__TASK OBJECTIVE__. Across the listing below, how many lines hold "不亦说乎"? Reply with the number by itself.

__Saved entries__.
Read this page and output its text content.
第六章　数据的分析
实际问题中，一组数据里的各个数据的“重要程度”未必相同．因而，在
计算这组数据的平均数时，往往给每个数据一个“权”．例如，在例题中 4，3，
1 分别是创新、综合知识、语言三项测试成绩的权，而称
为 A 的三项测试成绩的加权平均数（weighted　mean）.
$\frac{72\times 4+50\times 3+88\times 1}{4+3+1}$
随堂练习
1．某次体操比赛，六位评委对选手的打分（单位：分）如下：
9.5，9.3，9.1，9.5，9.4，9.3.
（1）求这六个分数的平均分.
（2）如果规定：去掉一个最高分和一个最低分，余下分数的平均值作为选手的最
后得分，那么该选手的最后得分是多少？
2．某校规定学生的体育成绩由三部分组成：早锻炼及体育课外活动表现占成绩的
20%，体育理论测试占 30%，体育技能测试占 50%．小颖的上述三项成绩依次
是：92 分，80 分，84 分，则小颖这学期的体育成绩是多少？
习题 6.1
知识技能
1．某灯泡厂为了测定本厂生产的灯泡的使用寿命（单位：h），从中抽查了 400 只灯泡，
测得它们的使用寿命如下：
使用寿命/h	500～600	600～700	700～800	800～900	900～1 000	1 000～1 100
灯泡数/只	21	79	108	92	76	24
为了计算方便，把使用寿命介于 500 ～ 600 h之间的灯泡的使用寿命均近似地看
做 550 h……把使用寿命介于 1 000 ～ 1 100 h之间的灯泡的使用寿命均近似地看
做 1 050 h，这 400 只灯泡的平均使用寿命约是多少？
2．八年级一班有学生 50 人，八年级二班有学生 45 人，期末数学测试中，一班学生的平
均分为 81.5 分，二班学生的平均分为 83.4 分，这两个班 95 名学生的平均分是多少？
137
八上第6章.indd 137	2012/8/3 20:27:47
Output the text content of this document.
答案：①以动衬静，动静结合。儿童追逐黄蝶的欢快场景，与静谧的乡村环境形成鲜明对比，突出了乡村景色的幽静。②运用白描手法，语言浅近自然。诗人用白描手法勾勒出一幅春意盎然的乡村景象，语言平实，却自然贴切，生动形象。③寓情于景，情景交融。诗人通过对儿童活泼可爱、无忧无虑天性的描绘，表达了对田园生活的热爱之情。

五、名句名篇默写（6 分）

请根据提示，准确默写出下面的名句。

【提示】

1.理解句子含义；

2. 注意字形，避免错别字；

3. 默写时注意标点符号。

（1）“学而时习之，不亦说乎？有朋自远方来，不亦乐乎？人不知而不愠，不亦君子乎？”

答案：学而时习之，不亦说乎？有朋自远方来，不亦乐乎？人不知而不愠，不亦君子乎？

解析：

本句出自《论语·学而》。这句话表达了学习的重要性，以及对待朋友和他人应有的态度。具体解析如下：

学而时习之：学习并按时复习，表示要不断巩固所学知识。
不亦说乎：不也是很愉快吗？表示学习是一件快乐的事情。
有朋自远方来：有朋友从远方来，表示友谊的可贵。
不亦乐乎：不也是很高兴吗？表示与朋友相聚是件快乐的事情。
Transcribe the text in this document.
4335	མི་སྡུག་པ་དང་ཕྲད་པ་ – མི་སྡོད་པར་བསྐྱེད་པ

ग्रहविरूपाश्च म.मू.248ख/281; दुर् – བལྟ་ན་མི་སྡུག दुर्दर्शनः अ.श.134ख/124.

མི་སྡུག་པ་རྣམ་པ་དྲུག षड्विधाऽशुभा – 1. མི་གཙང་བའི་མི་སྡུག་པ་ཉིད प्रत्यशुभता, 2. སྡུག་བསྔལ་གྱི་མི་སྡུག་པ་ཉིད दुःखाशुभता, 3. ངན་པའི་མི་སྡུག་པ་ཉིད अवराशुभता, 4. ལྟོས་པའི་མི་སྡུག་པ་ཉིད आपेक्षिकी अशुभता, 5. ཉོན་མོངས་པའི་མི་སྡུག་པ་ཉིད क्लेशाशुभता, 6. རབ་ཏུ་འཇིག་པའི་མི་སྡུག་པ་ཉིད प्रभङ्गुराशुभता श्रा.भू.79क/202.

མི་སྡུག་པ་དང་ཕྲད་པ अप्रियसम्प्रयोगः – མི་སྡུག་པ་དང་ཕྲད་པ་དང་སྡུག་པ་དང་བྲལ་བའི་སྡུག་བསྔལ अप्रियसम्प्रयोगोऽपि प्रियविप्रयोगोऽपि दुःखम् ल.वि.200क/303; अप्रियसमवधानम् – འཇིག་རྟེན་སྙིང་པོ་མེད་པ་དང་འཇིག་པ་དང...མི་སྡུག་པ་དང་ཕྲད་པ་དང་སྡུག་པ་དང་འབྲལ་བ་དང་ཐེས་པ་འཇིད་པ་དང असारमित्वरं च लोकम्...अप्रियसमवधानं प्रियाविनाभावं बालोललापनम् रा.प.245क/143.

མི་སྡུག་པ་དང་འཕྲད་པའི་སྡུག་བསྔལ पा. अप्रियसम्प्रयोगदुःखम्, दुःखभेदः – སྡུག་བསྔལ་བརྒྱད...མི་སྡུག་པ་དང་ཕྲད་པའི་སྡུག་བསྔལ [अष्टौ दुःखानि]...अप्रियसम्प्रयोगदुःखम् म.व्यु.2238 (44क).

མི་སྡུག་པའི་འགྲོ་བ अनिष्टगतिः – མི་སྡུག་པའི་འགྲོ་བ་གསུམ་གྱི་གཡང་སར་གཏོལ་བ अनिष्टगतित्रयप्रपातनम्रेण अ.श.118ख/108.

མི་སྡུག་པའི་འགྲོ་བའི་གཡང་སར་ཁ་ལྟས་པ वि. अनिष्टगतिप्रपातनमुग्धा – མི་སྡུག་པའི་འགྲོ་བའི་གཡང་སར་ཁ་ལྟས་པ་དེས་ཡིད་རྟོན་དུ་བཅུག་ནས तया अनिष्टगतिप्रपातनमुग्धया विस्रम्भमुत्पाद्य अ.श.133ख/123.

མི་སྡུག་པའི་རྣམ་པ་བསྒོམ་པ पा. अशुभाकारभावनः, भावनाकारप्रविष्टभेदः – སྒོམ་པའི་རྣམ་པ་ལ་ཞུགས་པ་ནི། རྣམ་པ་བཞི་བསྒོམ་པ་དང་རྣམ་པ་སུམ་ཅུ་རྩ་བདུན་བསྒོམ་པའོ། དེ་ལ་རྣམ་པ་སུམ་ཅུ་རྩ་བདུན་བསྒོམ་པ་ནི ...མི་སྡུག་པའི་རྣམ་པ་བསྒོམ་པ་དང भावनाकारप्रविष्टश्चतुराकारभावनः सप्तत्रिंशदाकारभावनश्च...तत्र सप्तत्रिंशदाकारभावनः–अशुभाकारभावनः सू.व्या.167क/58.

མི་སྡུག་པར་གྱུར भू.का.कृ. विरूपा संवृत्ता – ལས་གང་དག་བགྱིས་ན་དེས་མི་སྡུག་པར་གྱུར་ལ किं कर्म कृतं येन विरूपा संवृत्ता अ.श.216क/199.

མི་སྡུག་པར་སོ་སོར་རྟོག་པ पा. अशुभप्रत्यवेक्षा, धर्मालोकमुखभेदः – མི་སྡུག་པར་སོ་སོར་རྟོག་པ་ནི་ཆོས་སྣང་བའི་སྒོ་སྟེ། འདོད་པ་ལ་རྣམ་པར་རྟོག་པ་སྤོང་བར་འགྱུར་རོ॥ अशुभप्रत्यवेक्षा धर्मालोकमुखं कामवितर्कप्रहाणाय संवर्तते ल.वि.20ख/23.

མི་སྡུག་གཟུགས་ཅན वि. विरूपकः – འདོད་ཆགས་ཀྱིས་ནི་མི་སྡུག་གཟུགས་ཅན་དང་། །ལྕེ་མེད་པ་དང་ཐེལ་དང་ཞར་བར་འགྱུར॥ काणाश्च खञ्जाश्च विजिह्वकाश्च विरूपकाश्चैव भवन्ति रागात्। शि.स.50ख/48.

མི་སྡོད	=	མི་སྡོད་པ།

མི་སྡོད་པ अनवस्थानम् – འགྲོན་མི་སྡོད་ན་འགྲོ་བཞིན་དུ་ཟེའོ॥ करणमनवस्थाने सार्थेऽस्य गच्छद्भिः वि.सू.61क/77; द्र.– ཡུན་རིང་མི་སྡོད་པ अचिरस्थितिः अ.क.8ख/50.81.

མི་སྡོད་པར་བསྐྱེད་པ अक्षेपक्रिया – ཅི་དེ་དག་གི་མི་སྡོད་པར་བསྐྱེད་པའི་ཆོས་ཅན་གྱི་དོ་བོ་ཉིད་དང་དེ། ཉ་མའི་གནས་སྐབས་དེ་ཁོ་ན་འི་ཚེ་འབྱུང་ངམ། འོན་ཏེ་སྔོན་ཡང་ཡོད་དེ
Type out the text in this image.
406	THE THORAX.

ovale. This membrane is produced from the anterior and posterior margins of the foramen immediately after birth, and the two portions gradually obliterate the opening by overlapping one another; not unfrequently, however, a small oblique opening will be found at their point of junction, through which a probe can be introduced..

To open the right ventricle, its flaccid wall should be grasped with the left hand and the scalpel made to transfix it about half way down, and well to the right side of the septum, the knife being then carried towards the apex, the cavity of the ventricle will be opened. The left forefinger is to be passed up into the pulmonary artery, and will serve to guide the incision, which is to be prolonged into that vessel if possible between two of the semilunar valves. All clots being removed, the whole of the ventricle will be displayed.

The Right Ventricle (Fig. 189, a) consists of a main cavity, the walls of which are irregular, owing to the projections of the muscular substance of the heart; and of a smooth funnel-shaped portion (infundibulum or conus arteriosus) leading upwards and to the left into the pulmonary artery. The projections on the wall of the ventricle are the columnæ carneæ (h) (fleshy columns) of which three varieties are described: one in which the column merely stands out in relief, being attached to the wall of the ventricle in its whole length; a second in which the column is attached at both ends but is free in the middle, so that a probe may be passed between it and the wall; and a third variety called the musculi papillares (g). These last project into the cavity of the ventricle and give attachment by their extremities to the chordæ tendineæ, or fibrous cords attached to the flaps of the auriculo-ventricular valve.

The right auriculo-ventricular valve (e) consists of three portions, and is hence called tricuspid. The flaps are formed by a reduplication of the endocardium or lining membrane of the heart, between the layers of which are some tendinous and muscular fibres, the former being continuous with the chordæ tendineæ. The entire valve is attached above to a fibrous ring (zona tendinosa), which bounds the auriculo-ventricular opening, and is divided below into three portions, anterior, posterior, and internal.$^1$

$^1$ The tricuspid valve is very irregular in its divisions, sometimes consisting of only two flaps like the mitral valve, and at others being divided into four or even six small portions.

__EXERCISE RESULT__. 3